▸ DIRECTIONS FOR THIS TASK: Print, exactly and completely, every entry in the data.

(Dataset records)
____________

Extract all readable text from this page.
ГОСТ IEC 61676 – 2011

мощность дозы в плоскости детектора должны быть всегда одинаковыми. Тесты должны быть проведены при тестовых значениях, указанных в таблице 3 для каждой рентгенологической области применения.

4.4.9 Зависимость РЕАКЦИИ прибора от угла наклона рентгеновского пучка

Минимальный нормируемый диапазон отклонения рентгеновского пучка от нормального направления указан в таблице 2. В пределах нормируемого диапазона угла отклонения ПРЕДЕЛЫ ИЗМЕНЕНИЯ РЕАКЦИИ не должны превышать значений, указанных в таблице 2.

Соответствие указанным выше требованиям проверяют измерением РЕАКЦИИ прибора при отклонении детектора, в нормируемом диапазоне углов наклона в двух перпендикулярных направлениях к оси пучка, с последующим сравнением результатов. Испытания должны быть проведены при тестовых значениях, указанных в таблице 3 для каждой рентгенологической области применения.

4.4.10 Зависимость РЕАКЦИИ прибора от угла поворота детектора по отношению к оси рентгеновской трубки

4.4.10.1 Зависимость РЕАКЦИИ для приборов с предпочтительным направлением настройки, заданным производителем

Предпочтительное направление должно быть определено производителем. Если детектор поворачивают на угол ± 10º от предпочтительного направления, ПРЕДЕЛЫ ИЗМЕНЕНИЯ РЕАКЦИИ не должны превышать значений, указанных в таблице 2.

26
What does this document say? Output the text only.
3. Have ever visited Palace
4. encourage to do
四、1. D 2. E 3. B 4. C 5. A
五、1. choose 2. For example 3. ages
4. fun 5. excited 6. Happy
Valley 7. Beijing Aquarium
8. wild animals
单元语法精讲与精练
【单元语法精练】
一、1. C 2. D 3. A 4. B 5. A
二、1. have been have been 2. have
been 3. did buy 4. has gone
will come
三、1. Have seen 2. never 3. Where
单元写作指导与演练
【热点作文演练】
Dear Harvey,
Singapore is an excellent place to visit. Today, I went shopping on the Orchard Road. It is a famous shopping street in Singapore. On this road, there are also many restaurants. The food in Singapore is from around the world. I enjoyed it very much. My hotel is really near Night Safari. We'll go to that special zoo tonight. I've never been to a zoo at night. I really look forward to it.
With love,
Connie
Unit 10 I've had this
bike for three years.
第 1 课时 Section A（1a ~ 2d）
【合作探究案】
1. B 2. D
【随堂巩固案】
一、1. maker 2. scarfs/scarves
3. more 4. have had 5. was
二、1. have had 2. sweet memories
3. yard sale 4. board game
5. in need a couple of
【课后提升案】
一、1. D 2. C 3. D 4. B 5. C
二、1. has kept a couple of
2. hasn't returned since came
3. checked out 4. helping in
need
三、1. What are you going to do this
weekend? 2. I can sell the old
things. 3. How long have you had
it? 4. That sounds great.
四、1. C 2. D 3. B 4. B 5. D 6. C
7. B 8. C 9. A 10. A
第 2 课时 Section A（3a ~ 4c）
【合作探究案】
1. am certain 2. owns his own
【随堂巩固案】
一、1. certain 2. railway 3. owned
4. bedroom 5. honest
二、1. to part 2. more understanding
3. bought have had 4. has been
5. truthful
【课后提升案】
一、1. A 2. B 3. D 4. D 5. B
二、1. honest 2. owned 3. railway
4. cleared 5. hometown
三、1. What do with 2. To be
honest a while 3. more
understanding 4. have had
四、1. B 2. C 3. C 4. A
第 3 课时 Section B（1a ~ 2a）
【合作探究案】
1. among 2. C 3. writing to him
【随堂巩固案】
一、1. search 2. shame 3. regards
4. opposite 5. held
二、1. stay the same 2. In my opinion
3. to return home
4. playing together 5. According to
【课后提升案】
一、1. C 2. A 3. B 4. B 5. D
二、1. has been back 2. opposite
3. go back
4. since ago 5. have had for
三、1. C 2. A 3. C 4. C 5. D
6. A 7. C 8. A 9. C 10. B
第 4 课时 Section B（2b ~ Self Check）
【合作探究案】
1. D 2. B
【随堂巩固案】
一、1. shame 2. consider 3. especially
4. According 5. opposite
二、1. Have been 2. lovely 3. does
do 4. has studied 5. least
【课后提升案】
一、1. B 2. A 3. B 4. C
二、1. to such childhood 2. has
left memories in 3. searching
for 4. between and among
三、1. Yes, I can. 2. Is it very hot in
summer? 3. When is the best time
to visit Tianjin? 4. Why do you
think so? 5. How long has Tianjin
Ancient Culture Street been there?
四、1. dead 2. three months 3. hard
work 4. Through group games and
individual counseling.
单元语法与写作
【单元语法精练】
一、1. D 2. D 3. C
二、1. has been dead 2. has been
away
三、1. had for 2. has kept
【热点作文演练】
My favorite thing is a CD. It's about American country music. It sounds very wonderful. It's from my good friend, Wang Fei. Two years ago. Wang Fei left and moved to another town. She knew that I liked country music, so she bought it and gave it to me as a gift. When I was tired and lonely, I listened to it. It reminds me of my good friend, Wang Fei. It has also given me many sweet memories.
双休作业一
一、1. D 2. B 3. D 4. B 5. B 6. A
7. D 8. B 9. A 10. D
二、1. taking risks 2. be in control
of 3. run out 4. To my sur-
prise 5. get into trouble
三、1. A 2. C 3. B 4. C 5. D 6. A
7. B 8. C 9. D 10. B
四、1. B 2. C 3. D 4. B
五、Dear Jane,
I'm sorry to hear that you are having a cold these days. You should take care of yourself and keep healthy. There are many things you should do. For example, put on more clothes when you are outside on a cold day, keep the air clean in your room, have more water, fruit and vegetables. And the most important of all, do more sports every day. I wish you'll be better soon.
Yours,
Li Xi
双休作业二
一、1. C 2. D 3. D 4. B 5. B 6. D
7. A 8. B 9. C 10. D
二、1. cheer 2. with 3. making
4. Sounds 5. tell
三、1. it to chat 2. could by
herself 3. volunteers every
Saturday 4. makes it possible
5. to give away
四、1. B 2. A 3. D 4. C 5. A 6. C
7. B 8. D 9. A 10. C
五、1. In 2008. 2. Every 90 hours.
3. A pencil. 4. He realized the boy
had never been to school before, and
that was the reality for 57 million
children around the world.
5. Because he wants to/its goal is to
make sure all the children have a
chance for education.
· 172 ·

____________

▸ WRITTEN SOLUTION:
Extract all readable text from this page.
ГОСТ IEC 61676 – 2011

мощность дозы в плоскости детектора должны быть всегда одинаковыми. Тесты должны быть проведены при тестовых значениях, указанных в таблице 3 для каждой рентгенологической области применения.

4.4.9 Зависимость РЕАКЦИИ прибора от угла наклона рентгеновского пучка

Минимальный нормируемый диапазон отклонения рентгеновского пучка от нормального направления указан в таблице 2. В пределах нормируемого диапазона угла отклонения ПРЕДЕЛЫ ИЗМЕНЕНИЯ РЕАКЦИИ не должны превышать значений, указанных в таблице 2.

Соответствие указанным выше требованиям проверяют измерением РЕАКЦИИ прибора при отклонении детектора, в нормируемом диапазоне углов наклона в двух перпендикулярных направлениях к оси пучка, с последующим сравнением результатов. Испытания должны быть проведены при тестовых значениях, указанных в таблице 3 для каждой рентгенологической области применения.

4.4.10 Зависимость РЕАКЦИИ прибора от угла поворота детектора по отношению к оси рентгеновской трубки

4.4.10.1 Зависимость РЕАКЦИИ для приборов с предпочтительным направлением настройки, заданным производителем

Предпочтительное направление должно быть определено производителем. Если детектор поворачивают на угол ± 10º от предпочтительного направления, ПРЕДЕЛЫ ИЗМЕНЕНИЯ РЕАКЦИИ не должны превышать значений, указанных в таблице 2.

26
What does this document say? Output the text only.
3. Have ever visited Palace
4. encourage to do
四、1. D 2. E 3. B 4. C 5. A
五、1. choose 2. For example 3. ages
4. fun 5. excited 6. Happy
Valley 7. Beijing Aquarium
8. wild animals
单元语法精讲与精练
【单元语法精练】
一、1. C 2. D 3. A 4. B 5. A
二、1. have been have been 2. have
been 3. did buy 4. has gone
will come
三、1. Have seen 2. never 3. Where
单元写作指导与演练
【热点作文演练】
Dear Harvey,
Singapore is an excellent place to visit. Today, I went shopping on the Orchard Road. It is a famous shopping street in Singapore. On this road, there are also many restaurants. The food in Singapore is from around the world. I enjoyed it very much. My hotel is really near Night Safari. We'll go to that special zoo tonight. I've never been to a zoo at night. I really look forward to it.
With love,
Connie
Unit 10 I've had this
bike for three years.
第 1 课时 Section A（1a ~ 2d）
【合作探究案】
1. B 2. D
【随堂巩固案】
一、1. maker 2. scarfs/scarves
3. more 4. have had 5. was
二、1. have had 2. sweet memories
3. yard sale 4. board game
5. in need a couple of
【课后提升案】
一、1. D 2. C 3. D 4. B 5. C
二、1. has kept a couple of
2. hasn't returned since came
3. checked out 4. helping in
need
三、1. What are you going to do this
weekend? 2. I can sell the old
things. 3. How long have you had
it? 4. That sounds great.
四、1. C 2. D 3. B 4. B 5. D 6. C
7. B 8. C 9. A 10. A
第 2 课时 Section A（3a ~ 4c）
【合作探究案】
1. am certain 2. owns his own
【随堂巩固案】
一、1. certain 2. railway 3. owned
4. bedroom 5. honest
二、1. to part 2. more understanding
3. bought have had 4. has been
5. truthful
【课后提升案】
一、1. A 2. B 3. D 4. D 5. B
二、1. honest 2. owned 3. railway
4. cleared 5. hometown
三、1. What do with 2. To be
honest a while 3. more
understanding 4. have had
四、1. B 2. C 3. C 4. A
第 3 课时 Section B（1a ~ 2a）
【合作探究案】
1. among 2. C 3. writing to him
【随堂巩固案】
一、1. search 2. shame 3. regards
4. opposite 5. held
二、1. stay the same 2. In my opinion
3. to return home
4. playing together 5. According to
【课后提升案】
一、1. C 2. A 3. B 4. B 5. D
二、1. has been back 2. opposite
3. go back
4. since ago 5. have had for
三、1. C 2. A 3. C 4. C 5. D
6. A 7. C 8. A 9. C 10. B
第 4 课时 Section B（2b ~ Self Check）
【合作探究案】
1. D 2. B
【随堂巩固案】
一、1. shame 2. consider 3. especially
4. According 5. opposite
二、1. Have been 2. lovely 3. does
do 4. has studied 5. least
【课后提升案】
一、1. B 2. A 3. B 4. C
二、1. to such childhood 2. has
left memories in 3. searching
for 4. between and among
三、1. Yes, I can. 2. Is it very hot in
summer? 3. When is the best time
to visit Tianjin? 4. Why do you
think so? 5. How long has Tianjin
Ancient Culture Street been there?
四、1. dead 2. three months 3. hard
work 4. Through group games and
individual counseling.
单元语法与写作
【单元语法精练】
一、1. D 2. D 3. C
二、1. has been dead 2. has been
away
三、1. had for 2. has kept
【热点作文演练】
My favorite thing is a CD. It's about American country music. It sounds very wonderful. It's from my good friend, Wang Fei. Two years ago. Wang Fei left and moved to another town. She knew that I liked country music, so she bought it and gave it to me as a gift. When I was tired and lonely, I listened to it. It reminds me of my good friend, Wang Fei. It has also given me many sweet memories.
双休作业一
一、1. D 2. B 3. D 4. B 5. B 6. A
7. D 8. B 9. A 10. D
二、1. taking risks 2. be in control
of 3. run out 4. To my sur-
prise 5. get into trouble
三、1. A 2. C 3. B 4. C 5. D 6. A
7. B 8. C 9. D 10. B
四、1. B 2. C 3. D 4. B
五、Dear Jane,
I'm sorry to hear that you are having a cold these days. You should take care of yourself and keep healthy. There are many things you should do. For example, put on more clothes when you are outside on a cold day, keep the air clean in your room, have more water, fruit and vegetables. And the most important of all, do more sports every day. I wish you'll be better soon.
Yours,
Li Xi
双休作业二
一、1. C 2. D 3. D 4. B 5. B 6. D
7. A 8. B 9. C 10. D
二、1. cheer 2. with 3. making
4. Sounds 5. tell
三、1. it to chat 2. could by
herself 3. volunteers every
Saturday 4. makes it possible
5. to give away
四、1. B 2. A 3. D 4. C 5. A 6. C
7. B 8. D 9. A 10. C
五、1. In 2008. 2. Every 90 hours.
3. A pencil. 4. He realized the boy
had never been to school before, and
that was the reality for 57 million
children around the world.
5. Because he wants to/its goal is to
make sure all the children have a
chance for education.
· 172 ·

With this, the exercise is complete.